### The task
Extract the complete listing and repeat it word for word.

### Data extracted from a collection
##########

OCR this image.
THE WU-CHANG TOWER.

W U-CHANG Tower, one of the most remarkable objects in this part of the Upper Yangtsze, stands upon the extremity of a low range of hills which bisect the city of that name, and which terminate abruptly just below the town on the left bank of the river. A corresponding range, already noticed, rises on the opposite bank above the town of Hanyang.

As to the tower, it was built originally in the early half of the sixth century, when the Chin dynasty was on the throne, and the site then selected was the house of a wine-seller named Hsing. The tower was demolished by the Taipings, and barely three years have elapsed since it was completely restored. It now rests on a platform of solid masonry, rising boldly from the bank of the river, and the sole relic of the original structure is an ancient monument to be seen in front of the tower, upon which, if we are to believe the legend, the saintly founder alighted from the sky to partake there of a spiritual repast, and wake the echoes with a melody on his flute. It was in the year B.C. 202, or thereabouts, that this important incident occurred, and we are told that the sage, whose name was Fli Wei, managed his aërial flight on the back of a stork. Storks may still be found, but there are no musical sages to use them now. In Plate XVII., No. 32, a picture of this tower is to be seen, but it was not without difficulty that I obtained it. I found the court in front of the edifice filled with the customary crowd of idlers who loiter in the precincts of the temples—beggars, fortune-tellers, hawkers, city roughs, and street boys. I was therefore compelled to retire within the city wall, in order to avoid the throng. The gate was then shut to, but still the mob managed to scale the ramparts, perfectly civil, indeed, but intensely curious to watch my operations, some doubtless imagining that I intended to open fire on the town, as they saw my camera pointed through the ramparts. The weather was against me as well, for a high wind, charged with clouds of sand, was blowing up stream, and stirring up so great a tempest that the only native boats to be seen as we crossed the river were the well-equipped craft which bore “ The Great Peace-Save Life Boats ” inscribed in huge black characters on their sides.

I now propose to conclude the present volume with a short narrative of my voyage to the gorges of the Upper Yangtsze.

##########

### Solution to this task
OCR this image.
THE WU-CHANG TOWER.

W U-CHANG Tower, one of the most remarkable objects in this part of the Upper Yangtsze, stands upon the extremity of a low range of hills which bisect the city of that name, and which terminate abruptly just below the town on the left bank of the river. A corresponding range, already noticed, rises on the opposite bank above the town of Hanyang.

As to the tower, it was built originally in the early half of the sixth century, when the Chin dynasty was on the throne, and the site then selected was the house of a wine-seller named Hsing. The tower was demolished by the Taipings, and barely three years have elapsed since it was completely restored. It now rests on a platform of solid masonry, rising boldly from the bank of the river, and the sole relic of the original structure is an ancient monument to be seen in front of the tower, upon which, if we are to believe the legend, the saintly founder alighted from the sky to partake there of a spiritual repast, and wake the echoes with a melody on his flute. It was in the year B.C. 202, or thereabouts, that this important incident occurred, and we are told that the sage, whose name was Fli Wei, managed his aërial flight on the back of a stork. Storks may still be found, but there are no musical sages to use them now. In Plate XVII., No. 32, a picture of this tower is to be seen, but it was not without difficulty that I obtained it. I found the court in front of the edifice filled with the customary crowd of idlers who loiter in the precincts of the temples—beggars, fortune-tellers, hawkers, city roughs, and street boys. I was therefore compelled to retire within the city wall, in order to avoid the throng. The gate was then shut to, but still the mob managed to scale the ramparts, perfectly civil, indeed, but intensely curious to watch my operations, some doubtless imagining that I intended to open fire on the town, as they saw my camera pointed through the ramparts. The weather was against me as well, for a high wind, charged with clouds of sand, was blowing up stream, and stirring up so great a tempest that the only native boats to be seen as we crossed the river were the well-equipped craft which bore “ The Great Peace-Save Life Boats ” inscribed in huge black characters on their sides.

I now propose to conclude the present volume with a short narrative of my voyage to the gorges of the Upper Yangtsze.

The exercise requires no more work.